─── Extracted entries

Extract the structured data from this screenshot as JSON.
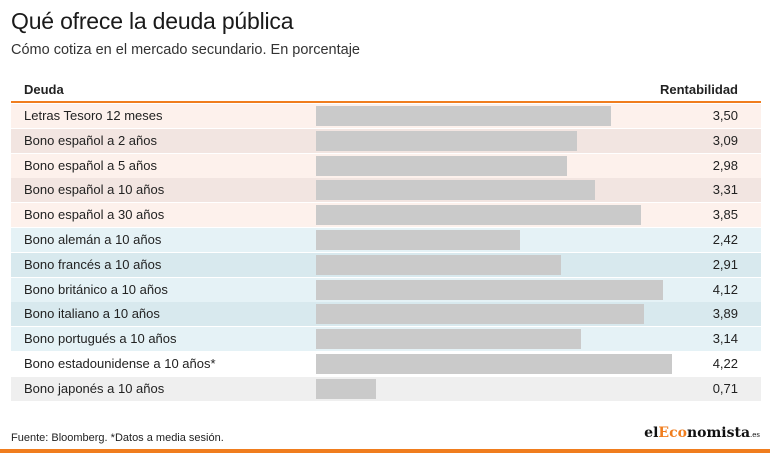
{
  "title": "Qué ofrece la deuda pública",
  "subtitle": "Cómo cotiza en el mercado secundario. En porcentaje",
  "table": {
    "col_name_header": "Deuda",
    "col_value_header": "Rentabilidad"
  },
  "footer": {
    "source": "Fuente: Bloomberg. *Datos a media sesión.",
    "logo_prefix": "el",
    "logo_accent": "Eco",
    "logo_suffix": "nomista",
    "logo_tld": ".es"
  },
  "colors": {
    "accent": "#f07d1e",
    "bar": "#cacaca",
    "row_bg_spain_a": "#fdf1ec",
    "row_bg_spain_b": "#f2e5e1",
    "row_bg_europe_a": "#e5f2f6",
    "row_bg_europe_b": "#d8e9ee",
    "row_bg_other_a": "#ffffff",
    "row_bg_other_b": "#efefef"
  },
  "chart_data": {
    "type": "bar",
    "orientation": "horizontal",
    "title": "Qué ofrece la deuda pública",
    "subtitle": "Cómo cotiza en el mercado secundario. En porcentaje",
    "categories": [
      "Letras Tesoro 12 meses",
      "Bono español a 2 años",
      "Bono español a 5 años",
      "Bono español a 10 años",
      "Bono español a 30 años",
      "Bono alemán a 10 años",
      "Bono francés a 10 años",
      "Bono británico a 10 años",
      "Bono italiano a 10 años",
      "Bono portugués a 10 años",
      "Bono estadounidense a 10 años*",
      "Bono japonés a 10 años"
    ],
    "values": [
      3.5,
      3.09,
      2.98,
      3.31,
      3.85,
      2.42,
      2.91,
      4.12,
      3.89,
      3.14,
      4.22,
      0.71
    ],
    "value_labels": [
      "3,50",
      "3,09",
      "2,98",
      "3,31",
      "3,85",
      "2,42",
      "2,91",
      "4,12",
      "3,89",
      "3,14",
      "4,22",
      "0,71"
    ],
    "groups": [
      "spain",
      "spain",
      "spain",
      "spain",
      "spain",
      "europe",
      "europe",
      "europe",
      "europe",
      "europe",
      "other",
      "other"
    ],
    "xlim": [
      0,
      4.4
    ]
  }
}
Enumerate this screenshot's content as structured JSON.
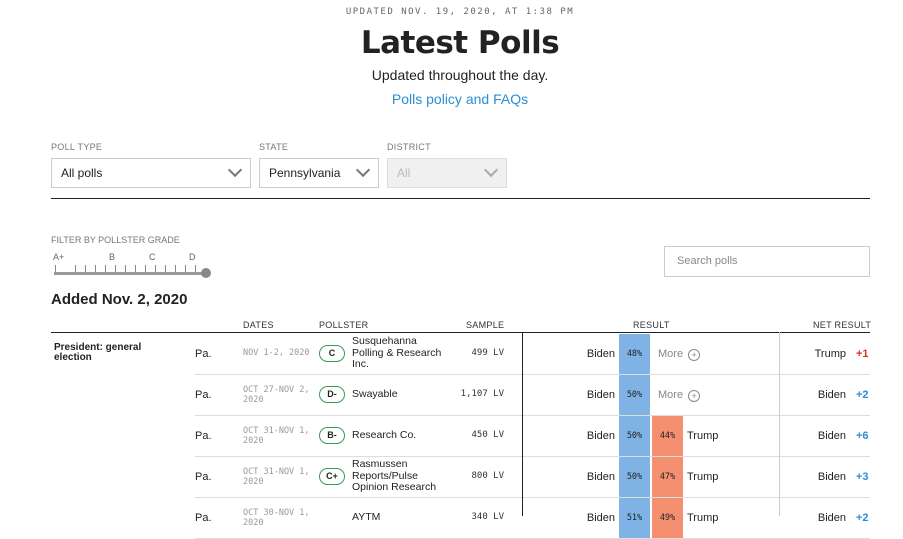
{
  "header": {
    "updated": "UPDATED NOV. 19, 2020, AT 1:38 PM",
    "title": "Latest Polls",
    "subtitle": "Updated throughout the day.",
    "policy_link": "Polls policy and FAQs"
  },
  "filters": {
    "poll_type": {
      "label": "POLL TYPE",
      "value": "All polls"
    },
    "state": {
      "label": "STATE",
      "value": "Pennsylvania"
    },
    "district": {
      "label": "DISTRICT",
      "value": "All"
    }
  },
  "grade_filter": {
    "label": "FILTER BY POLLSTER GRADE",
    "grades": [
      "A+",
      "B",
      "C",
      "D"
    ]
  },
  "search": {
    "placeholder": "Search polls"
  },
  "section": {
    "title": "Added Nov. 2, 2020"
  },
  "columns": {
    "dates": "DATES",
    "pollster": "POLLSTER",
    "sample": "SAMPLE",
    "result": "RESULT",
    "net_result": "NET RESULT"
  },
  "race": "President: general election",
  "more_label": "More",
  "colors": {
    "biden": "#7fb3e6",
    "trump": "#f4906f",
    "blue_text": "#2a8fd1",
    "red_text": "#d9322b",
    "grade_border": "#3a9a54"
  },
  "rows": [
    {
      "state": "Pa.",
      "dates": [
        "NOV 1-2, 2020"
      ],
      "grade": "C",
      "pollster": [
        "Susquehanna",
        "Polling & Research",
        "Inc."
      ],
      "sample": "499 LV",
      "cand1": "Biden",
      "pct1": "48%",
      "cand2": "",
      "pct2": "",
      "net_cand": "Trump",
      "net_value": "+1"
    },
    {
      "state": "Pa.",
      "dates": [
        "OCT 27-NOV 2,",
        "2020"
      ],
      "grade": "D-",
      "pollster": [
        "Swayable"
      ],
      "sample": "1,107 LV",
      "cand1": "Biden",
      "pct1": "50%",
      "cand2": "",
      "pct2": "",
      "net_cand": "Biden",
      "net_value": "+2"
    },
    {
      "state": "Pa.",
      "dates": [
        "OCT 31-NOV 1,",
        "2020"
      ],
      "grade": "B-",
      "pollster": [
        "Research Co."
      ],
      "sample": "450 LV",
      "cand1": "Biden",
      "pct1": "50%",
      "cand2": "Trump",
      "pct2": "44%",
      "net_cand": "Biden",
      "net_value": "+6"
    },
    {
      "state": "Pa.",
      "dates": [
        "OCT 31-NOV 1,",
        "2020"
      ],
      "grade": "C+",
      "pollster": [
        "Rasmussen",
        "Reports/Pulse",
        "Opinion Research"
      ],
      "sample": "800 LV",
      "cand1": "Biden",
      "pct1": "50%",
      "cand2": "Trump",
      "pct2": "47%",
      "net_cand": "Biden",
      "net_value": "+3"
    },
    {
      "state": "Pa.",
      "dates": [
        "OCT 30-NOV 1,",
        "2020"
      ],
      "grade": "",
      "pollster": [
        "AYTM"
      ],
      "sample": "340 LV",
      "cand1": "Biden",
      "pct1": "51%",
      "cand2": "Trump",
      "pct2": "49%",
      "net_cand": "Biden",
      "net_value": "+2"
    }
  ]
}
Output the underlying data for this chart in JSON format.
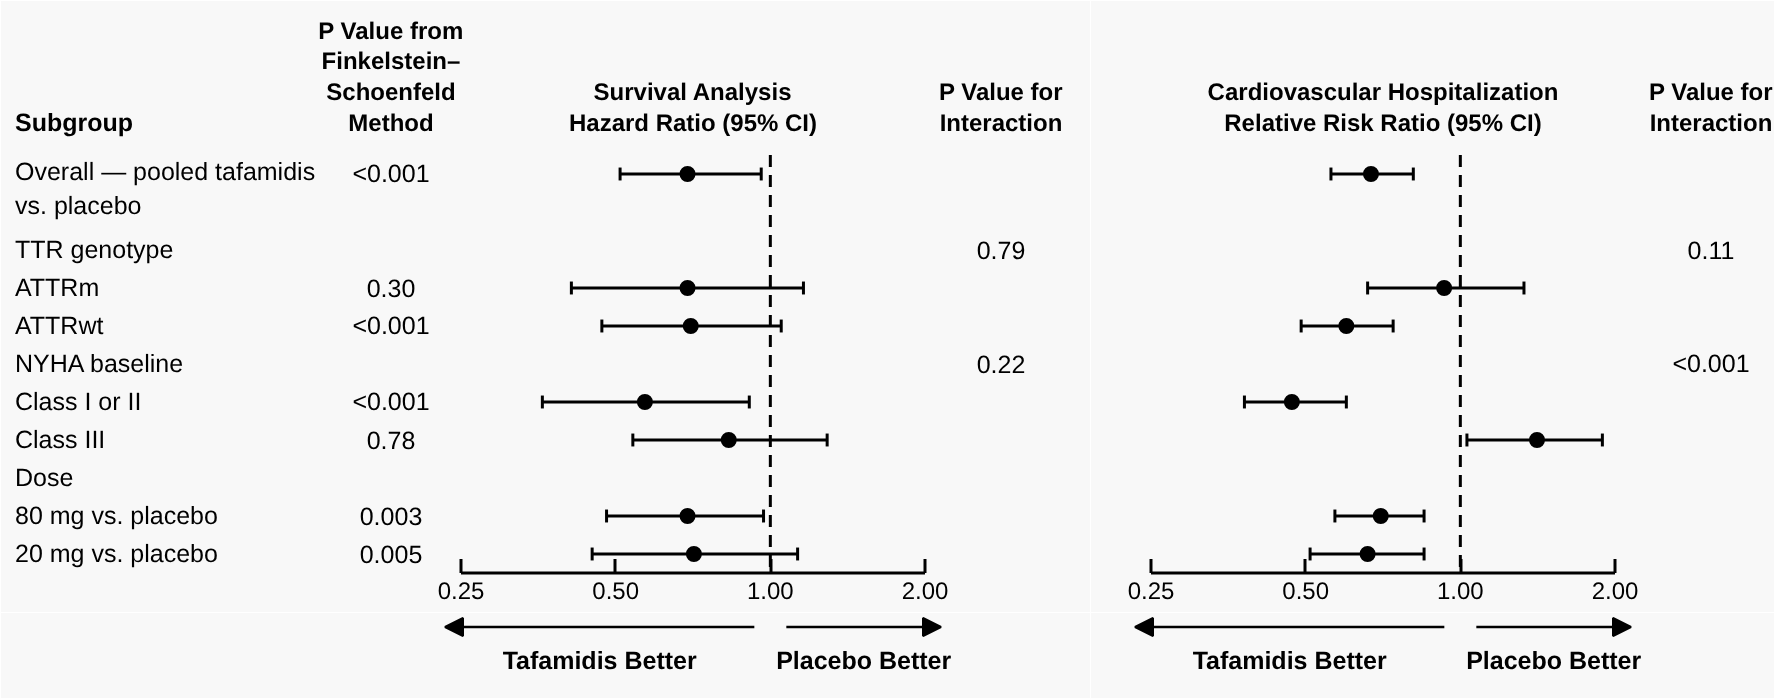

──────

• **Aim**
Retype all of the entries exactly as written, leaving out any images.

• **Task output**
Extract the structured data from this screenshot as JSON.
{
  "title": "Qué ofrece la deuda pública",
  "subtitle": "Cómo cotiza en el mercado secundario. En porcentaje",
  "table": {
    "col_name_header": "Deuda",
    "col_value_header": "Rentabilidad"
  },
  "footer": {
    "source": "Fuente: Bloomberg. *Datos a media sesión.",
    "logo_prefix": "el",
    "logo_accent": "Eco",
    "logo_suffix": "nomista",
    "logo_tld": ".es"
  },
  "colors": {
    "accent": "#f07d1e",
    "bar": "#cacaca",
    "row_bg_spain_a": "#fdf1ec",
    "row_bg_spain_b": "#f2e5e1",
    "row_bg_europe_a": "#e5f2f6",
    "row_bg_europe_b": "#d8e9ee",
    "row_bg_other_a": "#ffffff",
    "row_bg_other_b": "#efefef"
  },
  "chart_data": {
    "type": "bar",
    "orientation": "horizontal",
    "title": "Qué ofrece la deuda pública",
    "subtitle": "Cómo cotiza en el mercado secundario. En porcentaje",
    "categories": [
      "Letras Tesoro 12 meses",
      "Bono español a 2 años",
      "Bono español a 5 años",
      "Bono español a 10 años",
      "Bono español a 30 años",
      "Bono alemán a 10 años",
      "Bono francés a 10 años",
      "Bono británico a 10 años",
      "Bono italiano a 10 años",
      "Bono portugués a 10 años",
      "Bono estadounidense a 10 años*",
      "Bono japonés a 10 años"
    ],
    "values": [
      3.5,
      3.09,
      2.98,
      3.31,
      3.85,
      2.42,
      2.91,
      4.12,
      3.89,
      3.14,
      4.22,
      0.71
    ],
    "value_labels": [
      "3,50",
      "3,09",
      "2,98",
      "3,31",
      "3,85",
      "2,42",
      "2,91",
      "4,12",
      "3,89",
      "3,14",
      "4,22",
      "0,71"
    ],
    "groups": [
      "spain",
      "spain",
      "spain",
      "spain",
      "spain",
      "europe",
      "europe",
      "europe",
      "europe",
      "europe",
      "other",
      "other"
    ],
    "xlim": [
      0,
      4.4
    ]
  }
}
Enumerate this screenshot's content as structured JSON.
{
  "header": {
    "updated": "UPDATED NOV. 19, 2020, AT 1:38 PM",
    "title": "Latest Polls",
    "subtitle": "Updated throughout the day.",
    "policy_link": "Polls policy and FAQs"
  },
  "filters": {
    "poll_type": {
      "label": "POLL TYPE",
      "value": "All polls"
    },
    "state": {
      "label": "STATE",
      "value": "Pennsylvania"
    },
    "district": {
      "label": "DISTRICT",
      "value": "All"
    }
  },
  "grade_filter": {
    "label": "FILTER BY POLLSTER GRADE",
    "grades": [
      "A+",
      "B",
      "C",
      "D"
    ]
  },
  "search": {
    "placeholder": "Search polls"
  },
  "section": {
    "title": "Added Nov. 2, 2020"
  },
  "columns": {
    "dates": "DATES",
    "pollster": "POLLSTER",
    "sample": "SAMPLE",
    "result": "RESULT",
    "net_result": "NET RESULT"
  },
  "race": "President: general election",
  "more_label": "More",
  "colors": {
    "biden": "#7fb3e6",
    "trump": "#f4906f",
    "blue_text": "#2a8fd1",
    "red_text": "#d9322b",
    "grade_border": "#3a9a54"
  },
  "rows": [
    {
      "state": "Pa.",
      "dates": [
        "NOV 1-2, 2020"
      ],
      "grade": "C",
      "pollster": [
        "Susquehanna",
        "Polling & Research",
        "Inc."
      ],
      "sample": "499 LV",
      "cand1": "Biden",
      "pct1": "48%",
      "cand2": "",
      "pct2": "",
      "net_cand": "Trump",
      "net_value": "+1"
    },
    {
      "state": "Pa.",
      "dates": [
        "OCT 27-NOV 2,",
        "2020"
      ],
      "grade": "D-",
      "pollster": [
        "Swayable"
      ],
      "sample": "1,107 LV",
      "cand1": "Biden",
      "pct1": "50%",
      "cand2": "",
      "pct2": "",
      "net_cand": "Biden",
      "net_value": "+2"
    },
    {
      "state": "Pa.",
      "dates": [
        "OCT 31-NOV 1,",
        "2020"
      ],
      "grade": "B-",
      "pollster": [
        "Research Co."
      ],
      "sample": "450 LV",
      "cand1": "Biden",
      "pct1": "50%",
      "cand2": "Trump",
      "pct2": "44%",
      "net_cand": "Biden",
      "net_value": "+6"
    },
    {
      "state": "Pa.",
      "dates": [
        "OCT 31-NOV 1,",
        "2020"
      ],
      "grade": "C+",
      "pollster": [
        "Rasmussen",
        "Reports/Pulse",
        "Opinion Research"
      ],
      "sample": "800 LV",
      "cand1": "Biden",
      "pct1": "50%",
      "cand2": "Trump",
      "pct2": "47%",
      "net_cand": "Biden",
      "net_value": "+3"
    },
    {
      "state": "Pa.",
      "dates": [
        "OCT 30-NOV 1,",
        "2020"
      ],
      "grade": "",
      "pollster": [
        "AYTM"
      ],
      "sample": "340 LV",
      "cand1": "Biden",
      "pct1": "51%",
      "cand2": "Trump",
      "pct2": "49%",
      "net_cand": "Biden",
      "net_value": "+2"
    }
  ]
}
Output the underlying data for this chart in JSON format.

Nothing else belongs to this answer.